| Dataset extract |

** Start **

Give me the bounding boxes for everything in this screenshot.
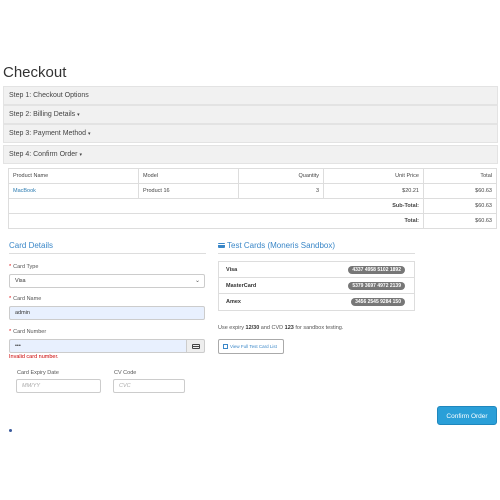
column-header: Unit Price — [323, 168, 424, 184]
card-type-label-text: Card Type — [13, 264, 39, 270]
view-button-label: View Full Test Card List — [230, 344, 277, 349]
test-cards-title-text: Test Cards (Moneris Sandbox) — [227, 241, 336, 250]
credit-card-icon — [192, 344, 200, 349]
list-item: Amex 3456 2545 9284 150 — [219, 294, 414, 310]
required-marker: * — [9, 296, 12, 302]
column-header: Model — [138, 168, 239, 184]
total-label: Total: — [8, 213, 424, 229]
bullet-dot — [9, 429, 12, 432]
card-name-input[interactable]: admin — [9, 306, 205, 320]
hint-expiry: 12/30 — [245, 325, 260, 331]
step-checkout-options[interactable]: Step 1: Checkout Options — [3, 86, 498, 105]
step-billing-details[interactable]: Step 2: Billing Details ▾ — [3, 105, 498, 124]
card-number-badge: 4337 4958 5102 1892 — [348, 266, 405, 274]
table-header-row: Product Name Model Quantity Unit Price T… — [8, 168, 497, 184]
card-name-label-text: Card Name — [13, 296, 42, 302]
cart-table: Product Name Model Quantity Unit Price T… — [8, 168, 497, 229]
column-header: Total — [423, 168, 497, 184]
caret-down-icon: ▾ — [77, 112, 80, 118]
subtotal-row: Sub-Total: $60.63 — [8, 198, 497, 214]
hint-text: Use expiry — [218, 325, 246, 331]
view-full-test-card-list-button[interactable]: View Full Test Card List — [218, 339, 284, 354]
total-value: $60.63 — [423, 213, 497, 229]
step-label: Step 2: Billing Details — [9, 111, 76, 118]
card-number-label: * Card Number — [9, 329, 46, 335]
card-details-title: Card Details — [9, 241, 54, 250]
table-row: MacBook Product 16 3 $20.21 $60.63 — [8, 183, 497, 199]
total-row: Total: $60.63 — [8, 213, 497, 229]
required-marker: * — [9, 329, 12, 335]
expiry-label: Card Expiry Date — [17, 370, 59, 376]
test-cards-title: Test Cards (Moneris Sandbox) — [218, 241, 335, 250]
model-cell: Product 16 — [138, 183, 239, 199]
quantity-cell: 3 — [238, 183, 324, 199]
subtotal-label: Sub-Total: — [8, 198, 424, 214]
required-marker: * — [9, 264, 12, 270]
step-label: Step 4: Confirm Order — [9, 151, 78, 158]
card-number-badge: 3456 2545 9284 150 — [351, 298, 405, 306]
step-label: Step 3: Payment Method — [9, 130, 87, 137]
external-link-icon — [223, 344, 228, 350]
divider — [9, 253, 206, 254]
card-type-label: * Card Type — [9, 264, 38, 270]
step-label: Step 1: Checkout Options — [9, 92, 89, 99]
caret-down-icon: ▾ — [79, 152, 82, 158]
card-number-input[interactable]: ••• — [9, 339, 187, 353]
hint-text: for sandbox testing. — [293, 325, 344, 331]
cvc-input[interactable]: CVC — [113, 379, 185, 393]
unit-price-cell: $20.21 — [323, 183, 424, 199]
chevron-down-icon: ⌄ — [194, 278, 200, 284]
hint-cvd: 123 — [284, 325, 294, 331]
product-cell: MacBook — [8, 183, 139, 199]
card-type-value: Visa — [15, 278, 26, 284]
card-number-label-text: Card Number — [13, 329, 47, 335]
card-brand: Amex — [226, 299, 241, 305]
card-number-error: Invalid card number. — [9, 354, 59, 360]
card-icon-button[interactable] — [187, 339, 205, 353]
card-type-select[interactable]: Visa ⌄ — [9, 274, 205, 288]
card-name-label: * Card Name — [9, 296, 41, 302]
product-link[interactable]: MacBook — [13, 188, 36, 194]
page-title: Checkout — [3, 64, 67, 81]
card-number-badge: 5379 3697 4972 2139 — [348, 282, 405, 290]
list-item: MasterCard 5379 3697 4972 2139 — [219, 278, 414, 294]
hint-text: and CVD — [259, 325, 285, 331]
step-confirm-order[interactable]: Step 4: Confirm Order ▾ — [3, 145, 498, 164]
column-header: Product Name — [8, 168, 139, 184]
list-item: Visa 4337 4958 5102 1892 — [219, 262, 414, 278]
confirm-order-button[interactable]: Confirm Order — [437, 406, 497, 425]
test-card-list: Visa 4337 4958 5102 1892 MasterCard 5379… — [218, 261, 415, 311]
total-cell: $60.63 — [423, 183, 497, 199]
expiry-input[interactable]: MM/YY — [16, 379, 101, 393]
divider — [218, 253, 415, 254]
card-brand: MasterCard — [226, 283, 257, 289]
cvc-label: CV Code — [114, 370, 137, 376]
caret-down-icon: ▾ — [88, 131, 91, 137]
card-brand: Visa — [226, 267, 238, 273]
card-icon — [218, 243, 225, 249]
step-payment-method[interactable]: Step 3: Payment Method ▾ — [3, 124, 498, 143]
column-header: Quantity — [238, 168, 324, 184]
sandbox-hint: Use expiry 12/30 and CVD 123 for sandbox… — [218, 325, 343, 331]
subtotal-value: $60.63 — [423, 198, 497, 214]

** End **

| What is needed |
Report every line of the items above that contains the string "Moneris".

| Solution to this exercise |
test-cards-title-text: Test Cards (Moneris Sandbox) — [227, 241, 336, 250]
test-cards-title: Test Cards (Moneris Sandbox) — [218, 241, 335, 250]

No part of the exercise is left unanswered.